Prompt -
Locate each line holding the string "heart" and copy it.

Given entries -
========

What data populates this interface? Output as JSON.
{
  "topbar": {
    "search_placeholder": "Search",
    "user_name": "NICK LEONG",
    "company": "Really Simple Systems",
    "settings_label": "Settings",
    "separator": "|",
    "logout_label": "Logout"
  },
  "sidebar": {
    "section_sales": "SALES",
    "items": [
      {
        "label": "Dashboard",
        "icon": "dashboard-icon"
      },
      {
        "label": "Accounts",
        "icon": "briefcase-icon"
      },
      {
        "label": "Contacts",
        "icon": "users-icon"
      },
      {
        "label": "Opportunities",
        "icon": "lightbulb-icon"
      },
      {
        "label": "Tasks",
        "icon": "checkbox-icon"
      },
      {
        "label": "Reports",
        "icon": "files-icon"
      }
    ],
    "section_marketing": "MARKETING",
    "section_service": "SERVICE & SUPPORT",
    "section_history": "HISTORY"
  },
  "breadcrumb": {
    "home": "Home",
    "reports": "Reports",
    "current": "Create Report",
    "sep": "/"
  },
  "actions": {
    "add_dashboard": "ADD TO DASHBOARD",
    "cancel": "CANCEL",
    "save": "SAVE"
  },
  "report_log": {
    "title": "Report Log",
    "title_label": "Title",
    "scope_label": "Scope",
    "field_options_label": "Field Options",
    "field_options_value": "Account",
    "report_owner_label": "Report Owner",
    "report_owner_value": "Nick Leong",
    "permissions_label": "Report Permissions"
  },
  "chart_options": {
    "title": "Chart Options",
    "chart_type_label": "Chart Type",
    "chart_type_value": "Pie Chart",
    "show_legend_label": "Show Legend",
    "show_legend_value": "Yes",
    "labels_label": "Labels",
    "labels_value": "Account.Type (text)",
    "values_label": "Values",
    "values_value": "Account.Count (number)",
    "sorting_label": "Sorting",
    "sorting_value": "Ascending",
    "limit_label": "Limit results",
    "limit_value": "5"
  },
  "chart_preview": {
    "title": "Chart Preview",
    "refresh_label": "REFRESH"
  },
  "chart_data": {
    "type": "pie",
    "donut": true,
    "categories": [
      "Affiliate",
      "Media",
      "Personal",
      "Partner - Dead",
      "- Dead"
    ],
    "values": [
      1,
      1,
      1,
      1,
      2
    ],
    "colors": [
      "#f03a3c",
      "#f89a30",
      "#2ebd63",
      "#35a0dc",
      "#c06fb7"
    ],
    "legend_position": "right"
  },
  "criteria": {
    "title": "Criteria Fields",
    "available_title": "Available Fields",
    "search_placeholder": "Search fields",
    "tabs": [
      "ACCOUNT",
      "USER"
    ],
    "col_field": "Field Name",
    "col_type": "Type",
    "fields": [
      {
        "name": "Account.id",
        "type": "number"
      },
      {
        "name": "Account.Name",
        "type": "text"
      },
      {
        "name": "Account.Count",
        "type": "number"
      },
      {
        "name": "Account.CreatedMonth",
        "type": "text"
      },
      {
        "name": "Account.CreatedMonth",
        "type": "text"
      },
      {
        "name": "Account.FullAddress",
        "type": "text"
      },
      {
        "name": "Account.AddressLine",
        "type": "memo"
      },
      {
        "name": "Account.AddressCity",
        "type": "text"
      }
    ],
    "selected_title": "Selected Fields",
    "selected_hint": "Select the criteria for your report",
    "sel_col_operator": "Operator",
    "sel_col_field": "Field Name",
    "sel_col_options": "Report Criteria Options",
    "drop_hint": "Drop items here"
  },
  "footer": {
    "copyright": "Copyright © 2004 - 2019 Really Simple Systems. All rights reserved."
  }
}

========

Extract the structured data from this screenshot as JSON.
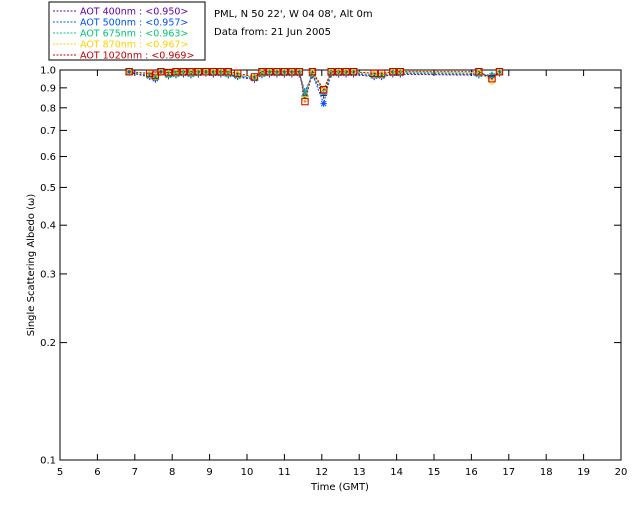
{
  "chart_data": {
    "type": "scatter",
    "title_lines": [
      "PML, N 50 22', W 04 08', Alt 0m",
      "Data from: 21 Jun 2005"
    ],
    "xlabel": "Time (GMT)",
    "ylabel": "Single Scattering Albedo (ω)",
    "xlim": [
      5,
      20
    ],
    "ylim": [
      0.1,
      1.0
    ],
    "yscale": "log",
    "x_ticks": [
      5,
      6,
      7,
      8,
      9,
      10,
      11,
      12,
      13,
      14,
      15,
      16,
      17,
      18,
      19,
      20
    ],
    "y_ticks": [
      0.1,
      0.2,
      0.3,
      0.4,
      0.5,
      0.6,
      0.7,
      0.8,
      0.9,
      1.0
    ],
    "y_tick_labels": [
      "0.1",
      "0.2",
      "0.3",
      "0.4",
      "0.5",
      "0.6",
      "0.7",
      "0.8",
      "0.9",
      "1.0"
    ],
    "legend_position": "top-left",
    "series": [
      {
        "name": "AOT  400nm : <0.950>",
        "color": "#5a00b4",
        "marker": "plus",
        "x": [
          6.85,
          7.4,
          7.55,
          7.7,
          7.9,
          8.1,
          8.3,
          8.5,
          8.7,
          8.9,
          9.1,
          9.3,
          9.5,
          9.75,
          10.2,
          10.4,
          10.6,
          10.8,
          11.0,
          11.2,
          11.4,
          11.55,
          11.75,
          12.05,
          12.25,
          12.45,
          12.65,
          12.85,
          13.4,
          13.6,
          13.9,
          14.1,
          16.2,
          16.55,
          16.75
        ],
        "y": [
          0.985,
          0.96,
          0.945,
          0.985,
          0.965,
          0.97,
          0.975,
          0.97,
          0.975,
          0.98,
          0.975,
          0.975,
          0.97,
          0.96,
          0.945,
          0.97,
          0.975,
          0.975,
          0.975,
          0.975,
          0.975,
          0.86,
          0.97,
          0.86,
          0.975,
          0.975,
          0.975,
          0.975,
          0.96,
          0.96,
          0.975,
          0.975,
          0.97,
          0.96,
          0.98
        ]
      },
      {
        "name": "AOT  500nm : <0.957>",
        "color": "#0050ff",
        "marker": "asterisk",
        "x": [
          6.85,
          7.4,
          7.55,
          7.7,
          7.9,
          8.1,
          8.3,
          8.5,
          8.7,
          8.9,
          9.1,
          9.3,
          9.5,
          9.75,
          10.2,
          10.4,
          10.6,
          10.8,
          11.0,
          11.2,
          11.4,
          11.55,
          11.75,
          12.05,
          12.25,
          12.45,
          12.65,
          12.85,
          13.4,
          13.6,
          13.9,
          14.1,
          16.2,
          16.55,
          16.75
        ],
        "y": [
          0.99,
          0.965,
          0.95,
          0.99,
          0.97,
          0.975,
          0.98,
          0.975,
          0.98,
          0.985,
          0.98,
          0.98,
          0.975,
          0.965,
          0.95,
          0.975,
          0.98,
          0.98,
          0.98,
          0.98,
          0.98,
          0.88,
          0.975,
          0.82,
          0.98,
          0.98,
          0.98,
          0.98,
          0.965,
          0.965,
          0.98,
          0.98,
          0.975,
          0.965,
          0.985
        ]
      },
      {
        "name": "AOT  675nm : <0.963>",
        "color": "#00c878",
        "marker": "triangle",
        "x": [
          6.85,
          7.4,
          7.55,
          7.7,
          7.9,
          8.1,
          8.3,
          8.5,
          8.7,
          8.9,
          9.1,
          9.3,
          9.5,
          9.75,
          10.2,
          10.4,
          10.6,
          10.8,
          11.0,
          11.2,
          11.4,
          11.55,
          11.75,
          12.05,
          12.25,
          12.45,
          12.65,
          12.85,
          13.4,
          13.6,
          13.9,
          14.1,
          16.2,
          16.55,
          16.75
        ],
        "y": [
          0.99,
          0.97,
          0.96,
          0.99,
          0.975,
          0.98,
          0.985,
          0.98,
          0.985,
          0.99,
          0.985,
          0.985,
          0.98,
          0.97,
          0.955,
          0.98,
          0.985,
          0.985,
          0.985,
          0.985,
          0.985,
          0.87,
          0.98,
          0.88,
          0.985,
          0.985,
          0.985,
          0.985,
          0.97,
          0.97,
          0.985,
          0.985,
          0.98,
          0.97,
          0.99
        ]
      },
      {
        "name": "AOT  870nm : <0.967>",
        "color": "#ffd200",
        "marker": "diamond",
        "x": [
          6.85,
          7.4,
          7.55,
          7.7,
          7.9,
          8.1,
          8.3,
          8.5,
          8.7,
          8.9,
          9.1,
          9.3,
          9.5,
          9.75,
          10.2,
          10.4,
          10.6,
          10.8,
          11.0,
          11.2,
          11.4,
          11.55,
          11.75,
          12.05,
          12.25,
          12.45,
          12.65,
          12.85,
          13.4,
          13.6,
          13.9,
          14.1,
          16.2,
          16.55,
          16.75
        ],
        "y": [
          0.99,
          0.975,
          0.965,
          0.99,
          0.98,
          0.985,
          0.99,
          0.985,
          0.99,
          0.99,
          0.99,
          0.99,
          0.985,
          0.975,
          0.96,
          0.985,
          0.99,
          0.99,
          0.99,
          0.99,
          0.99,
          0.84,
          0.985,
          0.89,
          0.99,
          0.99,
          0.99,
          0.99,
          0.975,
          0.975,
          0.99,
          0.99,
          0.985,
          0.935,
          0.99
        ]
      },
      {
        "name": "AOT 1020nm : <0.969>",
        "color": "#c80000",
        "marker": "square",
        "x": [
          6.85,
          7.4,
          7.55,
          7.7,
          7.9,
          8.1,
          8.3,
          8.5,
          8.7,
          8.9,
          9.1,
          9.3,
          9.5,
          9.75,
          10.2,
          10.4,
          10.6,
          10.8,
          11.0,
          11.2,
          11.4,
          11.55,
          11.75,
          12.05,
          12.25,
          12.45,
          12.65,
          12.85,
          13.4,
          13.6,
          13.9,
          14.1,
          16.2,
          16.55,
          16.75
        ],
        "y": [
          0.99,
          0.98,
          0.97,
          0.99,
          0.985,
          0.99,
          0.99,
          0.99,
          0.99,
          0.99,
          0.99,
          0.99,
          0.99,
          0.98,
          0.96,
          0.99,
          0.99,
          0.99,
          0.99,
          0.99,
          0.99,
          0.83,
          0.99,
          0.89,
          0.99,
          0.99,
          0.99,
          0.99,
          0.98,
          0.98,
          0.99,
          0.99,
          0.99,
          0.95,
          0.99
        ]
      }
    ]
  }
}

========

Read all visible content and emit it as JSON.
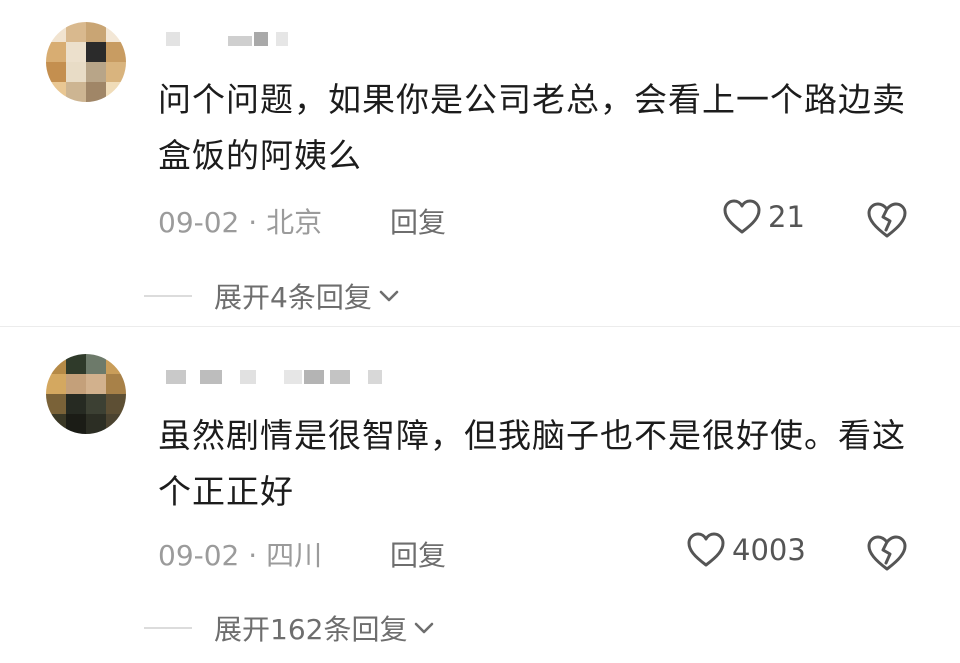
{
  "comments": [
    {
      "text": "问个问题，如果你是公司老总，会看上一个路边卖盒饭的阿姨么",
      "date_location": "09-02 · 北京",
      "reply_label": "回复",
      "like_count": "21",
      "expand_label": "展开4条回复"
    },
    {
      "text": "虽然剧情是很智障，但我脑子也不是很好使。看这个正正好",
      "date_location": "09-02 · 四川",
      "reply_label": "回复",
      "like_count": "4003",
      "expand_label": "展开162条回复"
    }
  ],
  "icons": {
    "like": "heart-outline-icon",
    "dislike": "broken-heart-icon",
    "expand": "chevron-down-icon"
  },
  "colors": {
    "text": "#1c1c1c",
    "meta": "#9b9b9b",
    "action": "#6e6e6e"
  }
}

========

Written solution -
    "like": "heart-outline-icon",
    "dislike": "broken-heart-icon",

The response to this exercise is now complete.